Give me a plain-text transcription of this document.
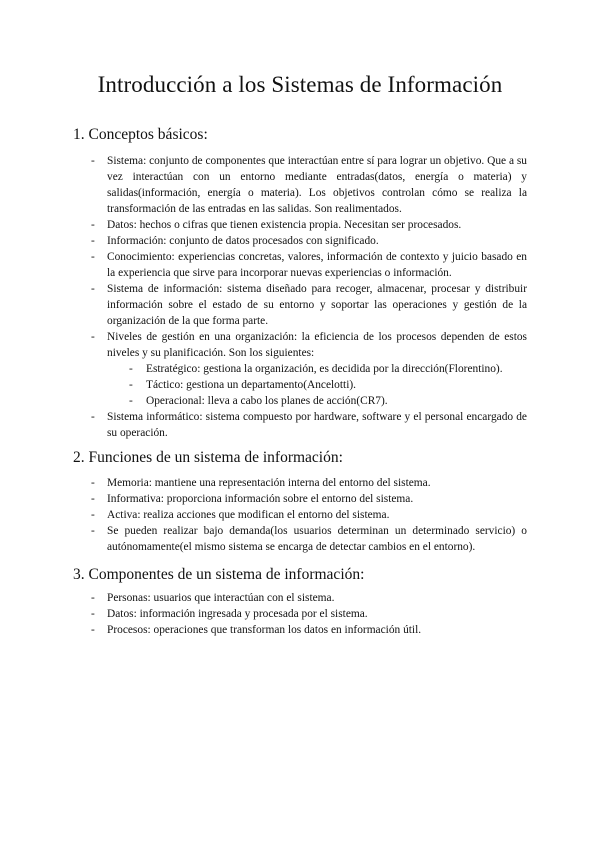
Introducción a los Sistemas de Información
1. Conceptos básicos:
- Sistema: conjunto de componentes que interactúan entre sí para lograr un objetivo. Que a su vez interactúan con un entorno mediante entradas(datos, energía o materia) y salidas(información, energía o materia). Los objetivos controlan cómo se realiza la transformación de las entradas en las salidas. Son realimentados.
- Datos: hechos o cifras que tienen existencia propia. Necesitan ser procesados.
- Información: conjunto de datos procesados con significado.
- Conocimiento: experiencias concretas, valores, información de contexto y juicio basado en la experiencia que sirve para incorporar nuevas experiencias o información.
- Sistema de información: sistema diseñado para recoger, almacenar, procesar y distribuir información sobre el estado de su entorno y soportar las operaciones y gestión de la organización de la que forma parte.
- Niveles de gestión en una organización: la eficiencia de los procesos dependen de estos niveles y su planificación. Son los siguientes:
- Estratégico: gestiona la organización, es decidida por la dirección(Florentino).
- Táctico: gestiona un departamento(Ancelotti).
- Operacional: lleva a cabo los planes de acción(CR7).
- Sistema informático: sistema compuesto por hardware, software y el personal encargado de su operación.
2. Funciones de un sistema de información:
- Memoria: mantiene una representación interna del entorno del sistema.
- Informativa: proporciona información sobre el entorno del sistema.
- Activa: realiza acciones que modifican el entorno del sistema.
- Se pueden realizar bajo demanda(los usuarios determinan un determinado servicio) o autónomamente(el mismo sistema se encarga de detectar cambios en el entorno).
3. Componentes de un sistema de información:
- Personas: usuarios que interactúan con el sistema.
- Datos: información ingresada y procesada por el sistema.
- Procesos: operaciones que transforman los datos en información útil.
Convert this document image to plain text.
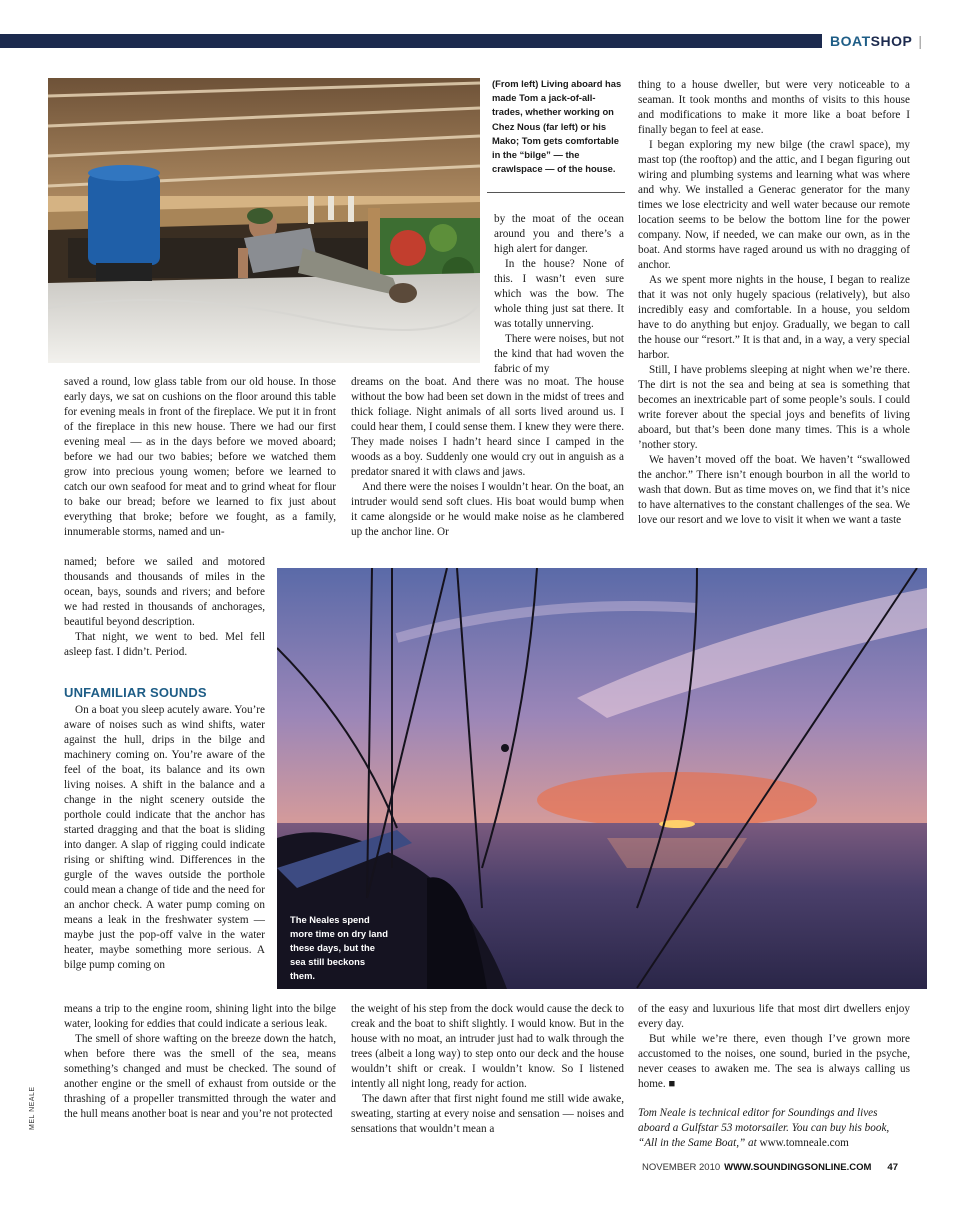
BOATSHOP |
(From left) Living aboard has made Tom a jack-of-all-trades, whether working on Chez Nous (far left) or his Mako; Tom gets comfortable in the “bilge” — the crawlspace — of the house.

by the moat of the ocean around you and there’s a high alert for danger.

In the house? None of this. I wasn’t even sure which was the bow. The whole thing just sat there. It was totally unnerving.

There were noises, but not the kind that had woven the fabric of my

thing to a house dweller, but were very noticeable to a seaman. It took months and months of visits to this house and modifications to make it more like a boat before I finally began to feel at ease.

I began exploring my new bilge (the crawl space), my mast top (the rooftop) and the attic, and I began figuring out wiring and plumbing systems and learning what was where and why. We installed a Generac generator for the many times we lose electricity and well water because our remote location seems to be below the bottom line for the power company. Now, if needed, we can make our own, as in the boat. And storms have raged around us with no dragging of anchor.

As we spent more nights in the house, I began to realize that it was not only hugely spacious (relatively), but also incredibly easy and comfortable. In a house, you seldom have to do anything but enjoy. Gradually, we began to call the house our “resort.” It is that and, in a way, a very special harbor.

Still, I have problems sleeping at night when we’re there. The dirt is not the sea and being at sea is something that becomes an inextricable part of some people’s souls. I could write forever about the special joys and benefits of living aboard, but that’s been done many times. This is a whole ’nother story.

We haven’t moved off the boat. We haven’t “swallowed the anchor.” There isn’t enough bourbon in all the world to wash that down. But as time moves on, we find that it’s nice to have alternatives to the constant challenges of the sea. We love our resort and we love to visit it when we want a taste

saved a round, low glass table from our old house. In those early days, we sat on cushions on the floor around this table for evening meals in front of the fireplace. We put it in front of the fireplace in this new house. There we had our first evening meal — as in the days before we moved aboard; before we had our two babies; before we watched them grow into precious young women; before we learned to catch our own seafood for meat and to grind wheat for flour to bake our bread; before we learned to fix just about everything that broke; before we fought, as a family, innumerable storms, named and un-

dreams on the boat. And there was no moat. The house without the bow had been set down in the midst of trees and thick foliage. Night animals of all sorts lived around us. I could hear them, I could sense them. I knew they were there. They made noises I hadn’t heard since I camped in the woods as a boy. Suddenly one would cry out in anguish as a predator snared it with claws and jaws.

And there were the noises I wouldn’t hear. On the boat, an intruder would send soft clues. His boat would bump when it came alongside or he would make noise as he clambered up the anchor line. Or

named; before we sailed and motored thousands and thousands of miles in the ocean, bays, sounds and rivers; and before we had rested in thousands of anchorages, beautiful beyond description.

That night, we went to bed. Mel fell asleep fast. I didn’t. Period.

UNFAMILIAR SOUNDS

On a boat you sleep acutely aware. You’re aware of noises such as wind shifts, water against the hull, drips in the bilge and machinery coming on. You’re aware of the feel of the boat, its balance and its own living noises. A shift in the balance and a change in the night scenery outside the porthole could indicate that the anchor has started dragging and that the boat is sliding into danger. A slap of rigging could indicate rising or shifting wind. Differences in the gurgle of the waves outside the porthole could mean a change of tide and the need for an anchor check. A water pump coming on means a leak in the freshwater system — maybe just the pop-off valve in the water heater, maybe something more serious. A bilge pump coming on

The Neales spend more time on dry land these days, but the sea still beckons them.
MEL NEALE

means a trip to the engine room, shining light into the bilge water, looking for eddies that could indicate a serious leak.

The smell of shore wafting on the breeze down the hatch, when before there was the smell of the sea, means something’s changed and must be checked. The sound of another engine or the smell of exhaust from outside or the thrashing of a propeller transmitted through the water and the hull means another boat is near and you’re not protected

the weight of his step from the dock would cause the deck to creak and the boat to shift slightly. I would know. But in the house with no moat, an intruder just had to walk through the trees (albeit a long way) to step onto our deck and the house wouldn’t shift or creak. I wouldn’t know. So I listened intently all night long, ready for action.

The dawn after that first night found me still wide awake, sweating, starting at every noise and sensation — noises and sensations that wouldn’t mean a

of the easy and luxurious life that most dirt dwellers enjoy every day.

But while we’re there, even though I’ve grown more accustomed to the noises, one sound, buried in the psyche, never ceases to awaken me. The sea is always calling us home. ■

Tom Neale is technical editor for Soundings and lives aboard a Gulfstar 53 motorsailer. You can buy his book, “All in the Same Boat,” at www.tomneale.com
NOVEMBER 2010 WWW.SOUNDINGSONLINE.COM 47
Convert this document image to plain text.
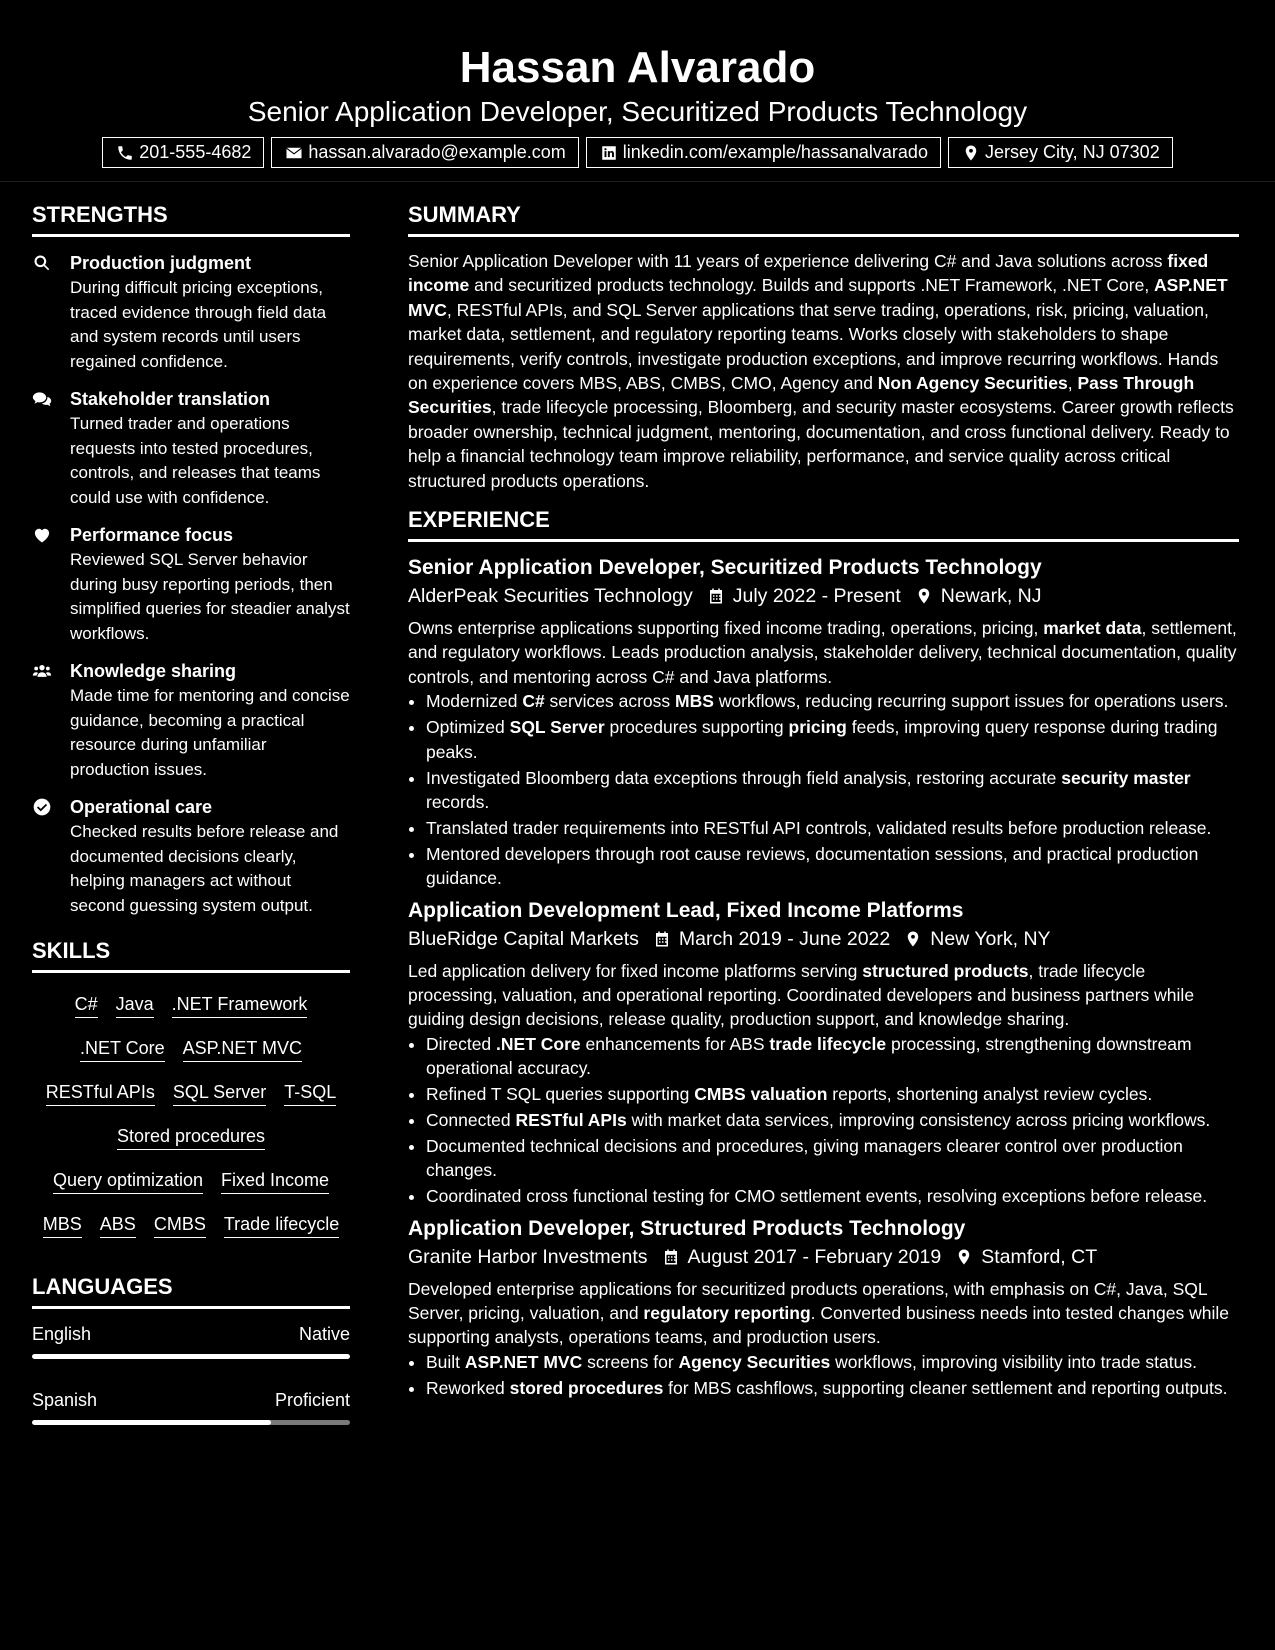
Hassan Alvarado
Senior Application Developer, Securitized Products Technology
201-555-4682	hassan.alvarado@example.com	linkedin.com/example/hassanalvarado	Jersey City, NJ 07302
STRENGTHS
Production judgment
During difficult pricing exceptions, traced evidence through field data and system records until users regained confidence.
Stakeholder translation
Turned trader and operations requests into tested procedures, controls, and releases that teams could use with confidence.
Performance focus
Reviewed SQL Server behavior during busy reporting periods, then simplified queries for steadier analyst workflows.
Knowledge sharing
Made time for mentoring and concise guidance, becoming a practical resource during unfamiliar production issues.
Operational care
Checked results before release and documented decisions clearly, helping managers act without second guessing system output.
SKILLS
C# Java .NET Framework
.NET Core ASP.NET MVC
RESTful APIs SQL Server T-SQL
Stored procedures
Query optimization Fixed Income
MBS ABS CMBS Trade lifecycle
LANGUAGES
English	Native
Spanish	Proficient
SUMMARY
Senior Application Developer with 11 years of experience delivering C# and Java solutions across fixed income and securitized products technology. Builds and supports .NET Framework, .NET Core, ASP.NET MVC, RESTful APIs, and SQL Server applications that serve trading, operations, risk, pricing, valuation, market data, settlement, and regulatory reporting teams. Works closely with stakeholders to shape requirements, verify controls, investigate production exceptions, and improve recurring workflows. Hands on experience covers MBS, ABS, CMBS, CMO, Agency and Non Agency Securities, Pass Through Securities, trade lifecycle processing, Bloomberg, and security master ecosystems. Career growth reflects broader ownership, technical judgment, mentoring, documentation, and cross functional delivery. Ready to help a financial technology team improve reliability, performance, and service quality across critical structured products operations.
EXPERIENCE
Senior Application Developer, Securitized Products Technology
AlderPeak Securities Technology July 2022 - Present Newark, NJ
Owns enterprise applications supporting fixed income trading, operations, pricing, market data, settlement, and regulatory workflows. Leads production analysis, stakeholder delivery, technical documentation, quality controls, and mentoring across C# and Java platforms.
• Modernized C# services across MBS workflows, reducing recurring support issues for operations users.
• Optimized SQL Server procedures supporting pricing feeds, improving query response during trading peaks.
• Investigated Bloomberg data exceptions through field analysis, restoring accurate security master records.
• Translated trader requirements into RESTful API controls, validated results before production release.
• Mentored developers through root cause reviews, documentation sessions, and practical production guidance.
Application Development Lead, Fixed Income Platforms
BlueRidge Capital Markets March 2019 - June 2022 New York, NY
Led application delivery for fixed income platforms serving structured products, trade lifecycle processing, valuation, and operational reporting. Coordinated developers and business partners while guiding design decisions, release quality, production support, and knowledge sharing.
• Directed .NET Core enhancements for ABS trade lifecycle processing, strengthening downstream operational accuracy.
• Refined T SQL queries supporting CMBS valuation reports, shortening analyst review cycles.
• Connected RESTful APIs with market data services, improving consistency across pricing workflows.
• Documented technical decisions and procedures, giving managers clearer control over production changes.
• Coordinated cross functional testing for CMO settlement events, resolving exceptions before release.
Application Developer, Structured Products Technology
Granite Harbor Investments August 2017 - February 2019 Stamford, CT
Developed enterprise applications for securitized products operations, with emphasis on C#, Java, SQL Server, pricing, valuation, and regulatory reporting. Converted business needs into tested changes while supporting analysts, operations teams, and production users.
• Built ASP.NET MVC screens for Agency Securities workflows, improving visibility into trade status.
• Reworked stored procedures for MBS cashflows, supporting cleaner settlement and reporting outputs.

SHORT PROBLEM:
Copy all lines from the material that contain "comfortable".

SOLUTION TO THIS TASK:
(From left) Living aboard has made Tom a jack-of-all-trades, whether working on Chez Nous (far left) or his Mako; Tom gets comfortable in the “bilge” — the crawlspace — of the house.
As we spent more nights in the house, I began to realize that it was not only hugely spacious (relatively), but also incredibly easy and comfortable. In a house, you seldom have to do anything but enjoy. Gradually, we began to call the house our “resort.” It is that and, in a way, a very special harbor.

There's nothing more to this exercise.